**What is required:** Return a copy of every line in the records that includes the word "Boys".

----- Record set

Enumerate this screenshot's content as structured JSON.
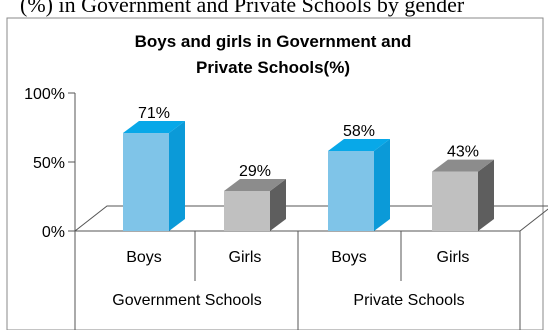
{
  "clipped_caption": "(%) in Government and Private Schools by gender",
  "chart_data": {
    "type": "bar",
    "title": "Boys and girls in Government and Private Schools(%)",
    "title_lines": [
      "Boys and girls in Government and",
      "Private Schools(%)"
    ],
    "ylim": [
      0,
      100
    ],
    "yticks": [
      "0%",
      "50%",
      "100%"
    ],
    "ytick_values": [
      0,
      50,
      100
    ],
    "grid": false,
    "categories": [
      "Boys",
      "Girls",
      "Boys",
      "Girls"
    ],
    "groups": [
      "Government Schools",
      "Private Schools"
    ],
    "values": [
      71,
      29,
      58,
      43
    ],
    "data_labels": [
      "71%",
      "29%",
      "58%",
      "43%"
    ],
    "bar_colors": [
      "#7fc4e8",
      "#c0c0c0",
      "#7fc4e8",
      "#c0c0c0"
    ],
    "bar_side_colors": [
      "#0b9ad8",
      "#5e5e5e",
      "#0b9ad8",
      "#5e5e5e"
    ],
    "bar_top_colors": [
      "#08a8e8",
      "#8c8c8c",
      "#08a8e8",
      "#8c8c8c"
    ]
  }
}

----------
----- Record set

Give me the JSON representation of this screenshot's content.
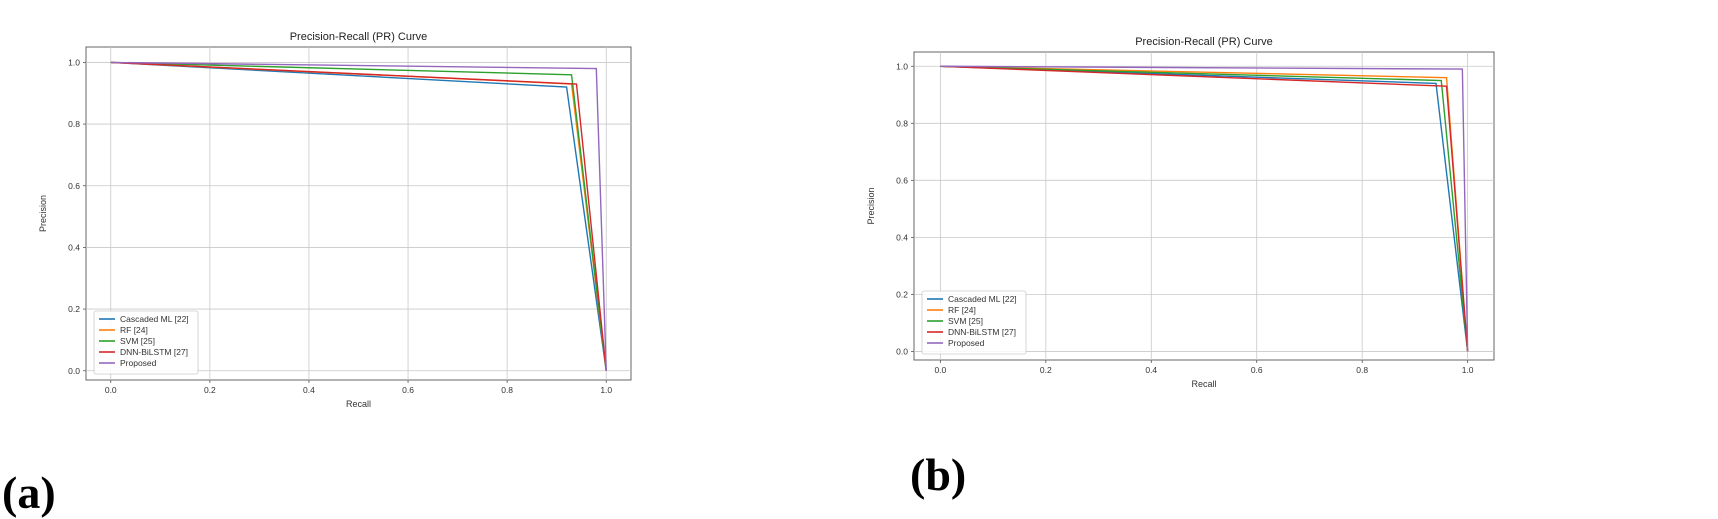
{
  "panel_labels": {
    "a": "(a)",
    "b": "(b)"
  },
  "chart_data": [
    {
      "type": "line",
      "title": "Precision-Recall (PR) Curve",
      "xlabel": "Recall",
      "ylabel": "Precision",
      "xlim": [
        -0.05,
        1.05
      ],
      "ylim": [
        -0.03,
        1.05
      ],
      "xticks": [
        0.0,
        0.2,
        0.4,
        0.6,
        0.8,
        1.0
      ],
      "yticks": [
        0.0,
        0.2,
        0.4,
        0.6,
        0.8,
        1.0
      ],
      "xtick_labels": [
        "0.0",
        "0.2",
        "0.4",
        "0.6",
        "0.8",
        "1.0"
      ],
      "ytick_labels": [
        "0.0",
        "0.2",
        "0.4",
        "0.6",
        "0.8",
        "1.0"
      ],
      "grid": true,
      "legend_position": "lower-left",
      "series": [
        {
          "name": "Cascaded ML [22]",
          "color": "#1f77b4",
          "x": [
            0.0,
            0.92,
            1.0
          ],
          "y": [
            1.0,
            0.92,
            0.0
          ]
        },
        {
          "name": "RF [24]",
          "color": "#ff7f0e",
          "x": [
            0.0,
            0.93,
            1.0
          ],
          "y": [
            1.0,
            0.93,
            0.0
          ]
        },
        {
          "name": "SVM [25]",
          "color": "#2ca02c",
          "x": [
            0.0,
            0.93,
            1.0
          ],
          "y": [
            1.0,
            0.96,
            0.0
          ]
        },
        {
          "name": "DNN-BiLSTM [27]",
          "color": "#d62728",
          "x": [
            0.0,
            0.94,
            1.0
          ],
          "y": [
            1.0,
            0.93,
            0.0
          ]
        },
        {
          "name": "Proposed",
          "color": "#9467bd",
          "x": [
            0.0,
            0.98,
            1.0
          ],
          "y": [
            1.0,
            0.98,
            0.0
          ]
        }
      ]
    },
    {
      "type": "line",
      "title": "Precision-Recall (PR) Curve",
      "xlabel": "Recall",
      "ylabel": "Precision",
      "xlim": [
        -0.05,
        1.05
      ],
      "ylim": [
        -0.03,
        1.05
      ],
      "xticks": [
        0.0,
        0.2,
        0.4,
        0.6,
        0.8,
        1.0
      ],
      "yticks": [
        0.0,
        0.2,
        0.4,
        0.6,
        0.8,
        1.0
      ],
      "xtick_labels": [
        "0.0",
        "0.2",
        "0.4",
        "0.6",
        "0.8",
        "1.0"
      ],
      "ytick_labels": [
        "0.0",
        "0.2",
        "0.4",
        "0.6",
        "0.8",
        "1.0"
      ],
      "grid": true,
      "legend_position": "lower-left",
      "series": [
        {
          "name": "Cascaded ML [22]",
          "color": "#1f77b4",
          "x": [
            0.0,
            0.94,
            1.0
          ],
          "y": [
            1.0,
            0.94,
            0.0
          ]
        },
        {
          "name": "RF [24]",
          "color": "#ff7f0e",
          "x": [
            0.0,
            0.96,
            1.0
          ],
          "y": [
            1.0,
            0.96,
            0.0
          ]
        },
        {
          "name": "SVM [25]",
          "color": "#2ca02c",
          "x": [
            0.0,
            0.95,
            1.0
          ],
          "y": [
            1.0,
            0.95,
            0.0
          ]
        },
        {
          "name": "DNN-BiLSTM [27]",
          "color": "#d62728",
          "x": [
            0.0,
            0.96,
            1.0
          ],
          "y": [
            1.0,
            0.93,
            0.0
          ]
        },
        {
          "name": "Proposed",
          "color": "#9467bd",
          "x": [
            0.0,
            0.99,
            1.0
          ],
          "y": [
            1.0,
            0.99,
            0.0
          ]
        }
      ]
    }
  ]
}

----------

**Output below:**
    "title": "Boys and girls in Government and Private Schools(%)",
      "Boys and girls in Government and",
      "Boys",
      "Boys",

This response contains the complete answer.